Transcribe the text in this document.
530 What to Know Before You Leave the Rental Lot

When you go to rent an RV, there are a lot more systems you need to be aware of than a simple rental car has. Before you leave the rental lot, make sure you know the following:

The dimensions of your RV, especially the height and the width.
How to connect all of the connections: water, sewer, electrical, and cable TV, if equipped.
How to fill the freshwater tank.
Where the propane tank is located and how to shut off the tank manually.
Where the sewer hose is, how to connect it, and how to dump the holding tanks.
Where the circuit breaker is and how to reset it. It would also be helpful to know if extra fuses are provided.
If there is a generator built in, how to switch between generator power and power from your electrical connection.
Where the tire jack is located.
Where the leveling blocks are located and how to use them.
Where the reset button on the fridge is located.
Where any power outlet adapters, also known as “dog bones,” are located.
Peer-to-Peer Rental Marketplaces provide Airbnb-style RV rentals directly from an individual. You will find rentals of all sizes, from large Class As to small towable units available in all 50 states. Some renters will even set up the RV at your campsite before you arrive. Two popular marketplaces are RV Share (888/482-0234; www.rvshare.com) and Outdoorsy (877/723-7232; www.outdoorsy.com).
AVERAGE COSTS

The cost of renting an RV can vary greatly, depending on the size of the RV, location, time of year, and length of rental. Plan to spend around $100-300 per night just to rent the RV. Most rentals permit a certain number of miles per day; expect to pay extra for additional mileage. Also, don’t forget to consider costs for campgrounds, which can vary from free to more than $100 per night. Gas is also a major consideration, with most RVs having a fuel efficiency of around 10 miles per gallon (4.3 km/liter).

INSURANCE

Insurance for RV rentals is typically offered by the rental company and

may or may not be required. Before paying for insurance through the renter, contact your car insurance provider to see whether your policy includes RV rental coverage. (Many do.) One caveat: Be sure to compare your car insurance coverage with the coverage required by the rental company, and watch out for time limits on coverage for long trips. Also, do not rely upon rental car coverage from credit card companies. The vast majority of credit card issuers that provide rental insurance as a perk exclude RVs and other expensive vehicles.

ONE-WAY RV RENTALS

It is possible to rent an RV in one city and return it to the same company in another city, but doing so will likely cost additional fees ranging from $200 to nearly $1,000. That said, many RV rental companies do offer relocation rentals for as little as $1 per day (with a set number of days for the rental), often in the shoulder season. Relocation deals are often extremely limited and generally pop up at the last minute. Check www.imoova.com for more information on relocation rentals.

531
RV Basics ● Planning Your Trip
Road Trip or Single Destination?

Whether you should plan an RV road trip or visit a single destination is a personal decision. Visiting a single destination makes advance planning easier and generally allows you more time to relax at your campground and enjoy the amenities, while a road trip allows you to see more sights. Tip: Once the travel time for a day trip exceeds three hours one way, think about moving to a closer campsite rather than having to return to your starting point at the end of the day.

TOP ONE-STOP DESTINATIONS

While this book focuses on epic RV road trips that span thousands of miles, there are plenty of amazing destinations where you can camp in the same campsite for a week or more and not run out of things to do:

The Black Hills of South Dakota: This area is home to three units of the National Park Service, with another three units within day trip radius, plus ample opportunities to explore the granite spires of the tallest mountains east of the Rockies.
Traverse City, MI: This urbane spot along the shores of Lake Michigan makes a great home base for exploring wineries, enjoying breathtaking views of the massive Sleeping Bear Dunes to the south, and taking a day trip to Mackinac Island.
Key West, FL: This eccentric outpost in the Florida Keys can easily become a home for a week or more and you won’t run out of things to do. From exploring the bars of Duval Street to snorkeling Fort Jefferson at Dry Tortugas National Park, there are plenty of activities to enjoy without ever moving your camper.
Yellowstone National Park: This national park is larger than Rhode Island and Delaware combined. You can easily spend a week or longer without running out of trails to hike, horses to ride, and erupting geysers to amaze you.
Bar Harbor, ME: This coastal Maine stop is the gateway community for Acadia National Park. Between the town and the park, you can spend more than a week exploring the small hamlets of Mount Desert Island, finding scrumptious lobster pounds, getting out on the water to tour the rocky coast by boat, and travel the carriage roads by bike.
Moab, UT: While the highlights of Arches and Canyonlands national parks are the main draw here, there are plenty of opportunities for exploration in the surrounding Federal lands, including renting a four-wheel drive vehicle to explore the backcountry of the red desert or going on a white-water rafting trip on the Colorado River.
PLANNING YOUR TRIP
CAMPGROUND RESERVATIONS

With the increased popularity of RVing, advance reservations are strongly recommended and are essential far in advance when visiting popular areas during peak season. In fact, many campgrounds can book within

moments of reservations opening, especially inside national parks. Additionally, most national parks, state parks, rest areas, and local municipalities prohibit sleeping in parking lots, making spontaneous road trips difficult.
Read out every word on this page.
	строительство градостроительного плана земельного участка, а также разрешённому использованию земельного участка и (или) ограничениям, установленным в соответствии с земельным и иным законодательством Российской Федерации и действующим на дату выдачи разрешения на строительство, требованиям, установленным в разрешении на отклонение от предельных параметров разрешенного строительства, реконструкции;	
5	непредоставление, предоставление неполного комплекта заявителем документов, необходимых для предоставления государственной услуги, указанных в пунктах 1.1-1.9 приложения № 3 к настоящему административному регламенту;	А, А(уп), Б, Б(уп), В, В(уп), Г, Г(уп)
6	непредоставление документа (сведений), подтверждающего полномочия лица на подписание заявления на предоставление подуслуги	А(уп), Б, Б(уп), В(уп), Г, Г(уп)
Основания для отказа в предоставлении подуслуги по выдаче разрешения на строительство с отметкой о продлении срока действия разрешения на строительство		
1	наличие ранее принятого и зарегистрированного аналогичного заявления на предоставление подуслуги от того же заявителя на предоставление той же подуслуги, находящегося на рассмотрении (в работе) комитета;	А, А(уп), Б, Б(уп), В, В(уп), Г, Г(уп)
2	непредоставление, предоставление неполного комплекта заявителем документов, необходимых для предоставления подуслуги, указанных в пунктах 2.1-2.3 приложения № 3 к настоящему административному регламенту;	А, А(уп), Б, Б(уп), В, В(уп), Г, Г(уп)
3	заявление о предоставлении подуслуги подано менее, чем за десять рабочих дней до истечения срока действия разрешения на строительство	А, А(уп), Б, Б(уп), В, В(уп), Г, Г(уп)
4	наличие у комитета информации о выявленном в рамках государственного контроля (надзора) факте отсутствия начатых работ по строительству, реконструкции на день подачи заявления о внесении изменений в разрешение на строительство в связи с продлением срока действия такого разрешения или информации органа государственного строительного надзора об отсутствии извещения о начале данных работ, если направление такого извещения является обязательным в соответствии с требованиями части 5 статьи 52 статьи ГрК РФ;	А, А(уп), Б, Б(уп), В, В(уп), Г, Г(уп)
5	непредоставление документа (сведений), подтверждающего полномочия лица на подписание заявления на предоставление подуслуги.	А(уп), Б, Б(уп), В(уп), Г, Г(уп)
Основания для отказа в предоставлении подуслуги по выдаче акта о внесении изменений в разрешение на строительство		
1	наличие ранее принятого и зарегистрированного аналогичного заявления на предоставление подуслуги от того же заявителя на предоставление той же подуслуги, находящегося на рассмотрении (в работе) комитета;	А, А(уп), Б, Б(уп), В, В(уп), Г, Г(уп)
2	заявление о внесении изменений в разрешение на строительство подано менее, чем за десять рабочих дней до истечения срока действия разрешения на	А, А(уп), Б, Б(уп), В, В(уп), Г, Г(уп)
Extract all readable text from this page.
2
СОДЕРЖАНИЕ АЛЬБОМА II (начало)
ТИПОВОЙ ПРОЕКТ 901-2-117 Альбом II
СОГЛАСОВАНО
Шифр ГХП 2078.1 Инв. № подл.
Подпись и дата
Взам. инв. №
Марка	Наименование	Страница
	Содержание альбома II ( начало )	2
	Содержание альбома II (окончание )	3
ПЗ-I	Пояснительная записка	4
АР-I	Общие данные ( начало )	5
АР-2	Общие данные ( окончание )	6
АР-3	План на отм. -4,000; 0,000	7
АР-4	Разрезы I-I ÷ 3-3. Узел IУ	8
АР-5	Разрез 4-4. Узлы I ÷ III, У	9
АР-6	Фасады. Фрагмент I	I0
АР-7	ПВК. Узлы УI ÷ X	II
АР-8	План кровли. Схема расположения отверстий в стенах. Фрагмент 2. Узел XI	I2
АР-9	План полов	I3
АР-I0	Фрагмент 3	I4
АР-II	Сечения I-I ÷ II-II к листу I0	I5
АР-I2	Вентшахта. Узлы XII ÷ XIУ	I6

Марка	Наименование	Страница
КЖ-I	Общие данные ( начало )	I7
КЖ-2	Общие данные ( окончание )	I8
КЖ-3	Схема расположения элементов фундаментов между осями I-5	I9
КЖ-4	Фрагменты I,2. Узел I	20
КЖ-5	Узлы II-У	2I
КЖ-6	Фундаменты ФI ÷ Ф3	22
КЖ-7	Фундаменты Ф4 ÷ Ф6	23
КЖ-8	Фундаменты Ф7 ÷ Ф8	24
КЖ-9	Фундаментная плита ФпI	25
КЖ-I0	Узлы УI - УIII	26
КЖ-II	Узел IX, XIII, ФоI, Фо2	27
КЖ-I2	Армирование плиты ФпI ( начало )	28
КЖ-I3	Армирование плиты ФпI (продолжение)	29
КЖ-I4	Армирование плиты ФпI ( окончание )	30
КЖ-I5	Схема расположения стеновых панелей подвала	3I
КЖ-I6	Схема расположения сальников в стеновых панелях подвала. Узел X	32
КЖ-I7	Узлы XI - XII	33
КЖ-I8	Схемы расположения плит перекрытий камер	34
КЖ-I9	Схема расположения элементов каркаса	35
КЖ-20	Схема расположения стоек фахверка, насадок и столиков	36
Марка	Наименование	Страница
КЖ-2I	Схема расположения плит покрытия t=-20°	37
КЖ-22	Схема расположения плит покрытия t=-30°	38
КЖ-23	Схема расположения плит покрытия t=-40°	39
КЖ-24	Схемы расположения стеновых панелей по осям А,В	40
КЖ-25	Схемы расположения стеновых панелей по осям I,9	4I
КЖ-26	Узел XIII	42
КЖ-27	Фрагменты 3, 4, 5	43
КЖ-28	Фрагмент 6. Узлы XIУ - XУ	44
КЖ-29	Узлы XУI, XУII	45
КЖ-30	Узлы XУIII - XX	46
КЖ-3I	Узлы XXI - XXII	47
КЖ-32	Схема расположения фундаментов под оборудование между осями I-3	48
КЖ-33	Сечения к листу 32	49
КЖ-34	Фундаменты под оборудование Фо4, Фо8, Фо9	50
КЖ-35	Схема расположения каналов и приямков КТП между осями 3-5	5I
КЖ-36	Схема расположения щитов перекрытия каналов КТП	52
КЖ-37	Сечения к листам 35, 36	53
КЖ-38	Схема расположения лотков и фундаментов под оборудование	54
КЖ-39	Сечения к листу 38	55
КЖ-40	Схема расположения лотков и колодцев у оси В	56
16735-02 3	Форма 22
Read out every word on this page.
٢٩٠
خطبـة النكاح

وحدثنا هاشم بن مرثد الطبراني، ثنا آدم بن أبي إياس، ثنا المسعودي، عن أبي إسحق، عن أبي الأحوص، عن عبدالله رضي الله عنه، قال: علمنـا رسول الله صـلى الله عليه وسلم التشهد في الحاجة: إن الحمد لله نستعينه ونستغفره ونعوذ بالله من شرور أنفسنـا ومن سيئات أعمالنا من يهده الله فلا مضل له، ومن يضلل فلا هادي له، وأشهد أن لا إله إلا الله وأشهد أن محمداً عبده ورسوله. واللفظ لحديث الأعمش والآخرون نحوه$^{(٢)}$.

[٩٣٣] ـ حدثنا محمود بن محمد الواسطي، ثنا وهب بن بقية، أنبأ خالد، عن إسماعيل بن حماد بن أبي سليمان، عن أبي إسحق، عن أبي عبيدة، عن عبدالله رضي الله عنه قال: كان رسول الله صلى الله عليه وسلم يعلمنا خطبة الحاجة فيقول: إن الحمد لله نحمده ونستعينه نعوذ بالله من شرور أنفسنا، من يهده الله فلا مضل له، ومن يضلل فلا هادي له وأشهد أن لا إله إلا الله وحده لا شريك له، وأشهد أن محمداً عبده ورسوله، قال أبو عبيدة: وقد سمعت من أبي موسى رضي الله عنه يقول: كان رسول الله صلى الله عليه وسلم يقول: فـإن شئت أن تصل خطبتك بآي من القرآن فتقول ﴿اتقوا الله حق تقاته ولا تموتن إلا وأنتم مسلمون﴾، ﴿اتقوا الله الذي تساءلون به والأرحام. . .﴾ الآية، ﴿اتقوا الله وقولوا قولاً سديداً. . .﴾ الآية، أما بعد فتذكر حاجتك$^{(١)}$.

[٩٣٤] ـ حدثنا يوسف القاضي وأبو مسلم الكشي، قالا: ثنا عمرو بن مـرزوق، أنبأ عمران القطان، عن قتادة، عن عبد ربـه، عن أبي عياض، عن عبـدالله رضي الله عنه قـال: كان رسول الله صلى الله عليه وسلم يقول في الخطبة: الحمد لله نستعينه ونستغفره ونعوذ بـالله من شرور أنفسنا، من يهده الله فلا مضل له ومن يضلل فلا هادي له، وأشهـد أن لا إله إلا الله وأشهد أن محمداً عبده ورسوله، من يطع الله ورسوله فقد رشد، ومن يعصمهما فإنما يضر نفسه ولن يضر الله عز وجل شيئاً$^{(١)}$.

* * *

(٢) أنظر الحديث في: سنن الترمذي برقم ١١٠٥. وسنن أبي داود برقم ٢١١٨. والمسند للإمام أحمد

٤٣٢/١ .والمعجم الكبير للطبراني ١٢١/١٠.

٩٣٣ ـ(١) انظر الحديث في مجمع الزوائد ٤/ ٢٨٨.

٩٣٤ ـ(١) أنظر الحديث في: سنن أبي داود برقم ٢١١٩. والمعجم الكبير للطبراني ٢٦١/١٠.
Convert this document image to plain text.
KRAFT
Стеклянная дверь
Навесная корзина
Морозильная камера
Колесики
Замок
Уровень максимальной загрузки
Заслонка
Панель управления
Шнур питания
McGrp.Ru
-*-*-
**Goal of the exercise:**
Where a line above includes "الحديث", copy that line.

**Written answer:**
(٢) أنظر الحديث في: سنن الترمذي برقم ١١٠٥. وسنن أبي داود برقم ٢١١٨. والمسند للإمام أحمد
٩٣٣ ـ(١) انظر الحديث في مجمع الزوائد ٤/ ٢٨٨.
٩٣٤ ـ(١) أنظر الحديث في: سنن أبي داود برقم ٢١١٩. والمعجم الكبير للطبراني ٢٦١/١٠.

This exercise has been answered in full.